-- start Material for this task --

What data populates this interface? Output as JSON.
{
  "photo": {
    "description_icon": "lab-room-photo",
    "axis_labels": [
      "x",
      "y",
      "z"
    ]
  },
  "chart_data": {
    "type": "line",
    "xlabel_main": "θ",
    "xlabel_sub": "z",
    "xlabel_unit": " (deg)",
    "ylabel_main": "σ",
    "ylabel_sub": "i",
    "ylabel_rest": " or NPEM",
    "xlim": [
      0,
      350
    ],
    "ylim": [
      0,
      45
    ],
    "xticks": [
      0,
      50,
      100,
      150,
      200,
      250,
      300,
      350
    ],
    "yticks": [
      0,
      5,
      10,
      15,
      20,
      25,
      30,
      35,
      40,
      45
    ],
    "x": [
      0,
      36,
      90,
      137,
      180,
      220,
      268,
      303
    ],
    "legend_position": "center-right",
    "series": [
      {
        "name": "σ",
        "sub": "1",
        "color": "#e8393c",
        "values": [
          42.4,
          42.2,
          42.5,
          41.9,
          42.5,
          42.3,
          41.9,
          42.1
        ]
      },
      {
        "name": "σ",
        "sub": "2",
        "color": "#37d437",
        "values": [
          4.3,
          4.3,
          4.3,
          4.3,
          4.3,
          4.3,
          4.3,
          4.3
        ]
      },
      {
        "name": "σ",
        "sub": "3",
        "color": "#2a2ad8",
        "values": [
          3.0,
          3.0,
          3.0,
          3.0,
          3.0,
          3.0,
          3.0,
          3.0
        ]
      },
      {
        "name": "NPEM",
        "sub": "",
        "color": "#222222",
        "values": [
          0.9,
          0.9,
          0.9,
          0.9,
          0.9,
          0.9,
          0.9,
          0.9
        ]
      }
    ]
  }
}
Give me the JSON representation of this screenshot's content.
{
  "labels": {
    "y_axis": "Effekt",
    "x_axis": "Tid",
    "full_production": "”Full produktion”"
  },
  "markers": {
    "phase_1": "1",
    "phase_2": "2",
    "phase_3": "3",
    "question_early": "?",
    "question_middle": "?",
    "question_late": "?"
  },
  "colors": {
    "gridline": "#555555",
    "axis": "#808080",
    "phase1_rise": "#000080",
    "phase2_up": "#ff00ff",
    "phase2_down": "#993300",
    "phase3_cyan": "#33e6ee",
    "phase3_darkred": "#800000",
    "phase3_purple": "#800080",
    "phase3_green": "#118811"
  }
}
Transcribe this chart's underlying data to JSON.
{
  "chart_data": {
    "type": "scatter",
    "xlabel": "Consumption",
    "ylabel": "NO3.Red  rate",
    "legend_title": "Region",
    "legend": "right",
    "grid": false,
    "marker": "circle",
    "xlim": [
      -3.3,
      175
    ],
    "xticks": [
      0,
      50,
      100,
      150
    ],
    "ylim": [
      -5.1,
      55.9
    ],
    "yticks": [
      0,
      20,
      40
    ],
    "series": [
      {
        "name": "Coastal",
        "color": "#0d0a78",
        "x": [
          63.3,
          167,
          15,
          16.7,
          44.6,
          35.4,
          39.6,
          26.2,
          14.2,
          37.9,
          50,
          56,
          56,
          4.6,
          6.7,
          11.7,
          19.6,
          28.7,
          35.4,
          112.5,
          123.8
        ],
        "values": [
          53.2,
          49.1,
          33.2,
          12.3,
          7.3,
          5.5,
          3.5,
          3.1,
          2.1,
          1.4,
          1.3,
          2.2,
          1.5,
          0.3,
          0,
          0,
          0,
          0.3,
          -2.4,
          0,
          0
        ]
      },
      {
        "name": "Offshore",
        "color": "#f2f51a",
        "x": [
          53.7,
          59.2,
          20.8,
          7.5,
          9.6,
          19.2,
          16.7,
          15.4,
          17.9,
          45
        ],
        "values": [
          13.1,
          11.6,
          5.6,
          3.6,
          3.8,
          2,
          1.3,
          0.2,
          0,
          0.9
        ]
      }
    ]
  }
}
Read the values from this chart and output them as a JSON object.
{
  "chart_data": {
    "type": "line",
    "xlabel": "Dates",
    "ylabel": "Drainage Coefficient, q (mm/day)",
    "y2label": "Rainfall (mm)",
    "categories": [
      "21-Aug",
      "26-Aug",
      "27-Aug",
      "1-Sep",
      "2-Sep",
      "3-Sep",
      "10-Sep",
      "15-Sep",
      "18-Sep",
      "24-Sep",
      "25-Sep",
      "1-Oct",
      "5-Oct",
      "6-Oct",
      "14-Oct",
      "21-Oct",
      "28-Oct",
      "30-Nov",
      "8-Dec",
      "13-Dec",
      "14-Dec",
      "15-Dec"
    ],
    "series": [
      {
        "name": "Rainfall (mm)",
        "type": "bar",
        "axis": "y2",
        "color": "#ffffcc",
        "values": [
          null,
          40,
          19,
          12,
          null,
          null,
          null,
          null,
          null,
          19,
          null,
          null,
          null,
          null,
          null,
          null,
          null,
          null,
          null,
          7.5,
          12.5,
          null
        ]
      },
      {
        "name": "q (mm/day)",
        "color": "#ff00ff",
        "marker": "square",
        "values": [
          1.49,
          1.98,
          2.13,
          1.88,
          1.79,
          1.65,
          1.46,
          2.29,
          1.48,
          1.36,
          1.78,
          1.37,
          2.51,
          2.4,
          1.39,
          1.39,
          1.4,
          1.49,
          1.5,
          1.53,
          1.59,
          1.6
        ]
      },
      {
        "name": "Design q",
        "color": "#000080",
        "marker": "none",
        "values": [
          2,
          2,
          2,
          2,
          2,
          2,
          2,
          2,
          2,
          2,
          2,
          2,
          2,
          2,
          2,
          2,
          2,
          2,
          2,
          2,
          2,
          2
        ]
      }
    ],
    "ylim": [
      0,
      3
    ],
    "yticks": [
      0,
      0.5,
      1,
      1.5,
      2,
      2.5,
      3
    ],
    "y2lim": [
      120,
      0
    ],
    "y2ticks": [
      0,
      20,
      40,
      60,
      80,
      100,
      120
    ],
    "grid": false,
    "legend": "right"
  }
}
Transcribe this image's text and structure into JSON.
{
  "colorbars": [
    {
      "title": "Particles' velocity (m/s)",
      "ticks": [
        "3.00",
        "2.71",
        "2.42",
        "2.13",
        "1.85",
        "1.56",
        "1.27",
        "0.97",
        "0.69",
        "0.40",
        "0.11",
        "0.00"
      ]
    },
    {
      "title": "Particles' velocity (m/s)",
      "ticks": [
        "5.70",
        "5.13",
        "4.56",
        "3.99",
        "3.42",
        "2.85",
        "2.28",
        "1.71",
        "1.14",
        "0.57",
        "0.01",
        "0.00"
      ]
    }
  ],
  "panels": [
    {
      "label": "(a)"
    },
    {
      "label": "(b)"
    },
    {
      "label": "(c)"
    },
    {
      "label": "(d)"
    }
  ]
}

-- end Material for this task --

§ **Task directions**
Return the entries in full, keeping every line exactly as it is.

§ **Finished task**
What data populates this interface? Output as JSON.
{
  "photo": {
    "description_icon": "lab-room-photo",
    "axis_labels": [
      "x",
      "y",
      "z"
    ]
  },
  "chart_data": {
    "type": "line",
    "xlabel_main": "θ",
    "xlabel_sub": "z",
    "xlabel_unit": " (deg)",
    "ylabel_main": "σ",
    "ylabel_sub": "i",
    "ylabel_rest": " or NPEM",
    "xlim": [
      0,
      350
    ],
    "ylim": [
      0,
      45
    ],
    "xticks": [
      0,
      50,
      100,
      150,
      200,
      250,
      300,
      350
    ],
    "yticks": [
      0,
      5,
      10,
      15,
      20,
      25,
      30,
      35,
      40,
      45
    ],
    "x": [
      0,
      36,
      90,
      137,
      180,
      220,
      268,
      303
    ],
    "legend_position": "center-right",
    "series": [
      {
        "name": "σ",
        "sub": "1",
        "color": "#e8393c",
        "values": [
          42.4,
          42.2,
          42.5,
          41.9,
          42.5,
          42.3,
          41.9,
          42.1
        ]
      },
      {
        "name": "σ",
        "sub": "2",
        "color": "#37d437",
        "values": [
          4.3,
          4.3,
          4.3,
          4.3,
          4.3,
          4.3,
          4.3,
          4.3
        ]
      },
      {
        "name": "σ",
        "sub": "3",
        "color": "#2a2ad8",
        "values": [
          3.0,
          3.0,
          3.0,
          3.0,
          3.0,
          3.0,
          3.0,
          3.0
        ]
      },
      {
        "name": "NPEM",
        "sub": "",
        "color": "#222222",
        "values": [
          0.9,
          0.9,
          0.9,
          0.9,
          0.9,
          0.9,
          0.9,
          0.9
        ]
      }
    ]
  }
}
Give me the JSON representation of this screenshot's content.
{
  "labels": {
    "y_axis": "Effekt",
    "x_axis": "Tid",
    "full_production": "”Full produktion”"
  },
  "markers": {
    "phase_1": "1",
    "phase_2": "2",
    "phase_3": "3",
    "question_early": "?",
    "question_middle": "?",
    "question_late": "?"
  },
  "colors": {
    "gridline": "#555555",
    "axis": "#808080",
    "phase1_rise": "#000080",
    "phase2_up": "#ff00ff",
    "phase2_down": "#993300",
    "phase3_cyan": "#33e6ee",
    "phase3_darkred": "#800000",
    "phase3_purple": "#800080",
    "phase3_green": "#118811"
  }
}
Transcribe this chart's underlying data to JSON.
{
  "chart_data": {
    "type": "scatter",
    "xlabel": "Consumption",
    "ylabel": "NO3.Red  rate",
    "legend_title": "Region",
    "legend": "right",
    "grid": false,
    "marker": "circle",
    "xlim": [
      -3.3,
      175
    ],
    "xticks": [
      0,
      50,
      100,
      150
    ],
    "ylim": [
      -5.1,
      55.9
    ],
    "yticks": [
      0,
      20,
      40
    ],
    "series": [
      {
        "name": "Coastal",
        "color": "#0d0a78",
        "x": [
          63.3,
          167,
          15,
          16.7,
          44.6,
          35.4,
          39.6,
          26.2,
          14.2,
          37.9,
          50,
          56,
          56,
          4.6,
          6.7,
          11.7,
          19.6,
          28.7,
          35.4,
          112.5,
          123.8
        ],
        "values": [
          53.2,
          49.1,
          33.2,
          12.3,
          7.3,
          5.5,
          3.5,
          3.1,
          2.1,
          1.4,
          1.3,
          2.2,
          1.5,
          0.3,
          0,
          0,
          0,
          0.3,
          -2.4,
          0,
          0
        ]
      },
      {
        "name": "Offshore",
        "color": "#f2f51a",
        "x": [
          53.7,
          59.2,
          20.8,
          7.5,
          9.6,
          19.2,
          16.7,
          15.4,
          17.9,
          45
        ],
        "values": [
          13.1,
          11.6,
          5.6,
          3.6,
          3.8,
          2,
          1.3,
          0.2,
          0,
          0.9
        ]
      }
    ]
  }
}
Read the values from this chart and output them as a JSON object.
{
  "chart_data": {
    "type": "line",
    "xlabel": "Dates",
    "ylabel": "Drainage Coefficient, q (mm/day)",
    "y2label": "Rainfall (mm)",
    "categories": [
      "21-Aug",
      "26-Aug",
      "27-Aug",
      "1-Sep",
      "2-Sep",
      "3-Sep",
      "10-Sep",
      "15-Sep",
      "18-Sep",
      "24-Sep",
      "25-Sep",
      "1-Oct",
      "5-Oct",
      "6-Oct",
      "14-Oct",
      "21-Oct",
      "28-Oct",
      "30-Nov",
      "8-Dec",
      "13-Dec",
      "14-Dec",
      "15-Dec"
    ],
    "series": [
      {
        "name": "Rainfall (mm)",
        "type": "bar",
        "axis": "y2",
        "color": "#ffffcc",
        "values": [
          null,
          40,
          19,
          12,
          null,
          null,
          null,
          null,
          null,
          19,
          null,
          null,
          null,
          null,
          null,
          null,
          null,
          null,
          null,
          7.5,
          12.5,
          null
        ]
      },
      {
        "name": "q (mm/day)",
        "color": "#ff00ff",
        "marker": "square",
        "values": [
          1.49,
          1.98,
          2.13,
          1.88,
          1.79,
          1.65,
          1.46,
          2.29,
          1.48,
          1.36,
          1.78,
          1.37,
          2.51,
          2.4,
          1.39,
          1.39,
          1.4,
          1.49,
          1.5,
          1.53,
          1.59,
          1.6
        ]
      },
      {
        "name": "Design q",
        "color": "#000080",
        "marker": "none",
        "values": [
          2,
          2,
          2,
          2,
          2,
          2,
          2,
          2,
          2,
          2,
          2,
          2,
          2,
          2,
          2,
          2,
          2,
          2,
          2,
          2,
          2,
          2
        ]
      }
    ],
    "ylim": [
      0,
      3
    ],
    "yticks": [
      0,
      0.5,
      1,
      1.5,
      2,
      2.5,
      3
    ],
    "y2lim": [
      120,
      0
    ],
    "y2ticks": [
      0,
      20,
      40,
      60,
      80,
      100,
      120
    ],
    "grid": false,
    "legend": "right"
  }
}
Transcribe this image's text and structure into JSON.
{
  "colorbars": [
    {
      "title": "Particles' velocity (m/s)",
      "ticks": [
        "3.00",
        "2.71",
        "2.42",
        "2.13",
        "1.85",
        "1.56",
        "1.27",
        "0.97",
        "0.69",
        "0.40",
        "0.11",
        "0.00"
      ]
    },
    {
      "title": "Particles' velocity (m/s)",
      "ticks": [
        "5.70",
        "5.13",
        "4.56",
        "3.99",
        "3.42",
        "2.85",
        "2.28",
        "1.71",
        "1.14",
        "0.57",
        "0.01",
        "0.00"
      ]
    }
  ],
  "panels": [
    {
      "label": "(a)"
    },
    {
      "label": "(b)"
    },
    {
      "label": "(c)"
    },
    {
      "label": "(d)"
    }
  ]
}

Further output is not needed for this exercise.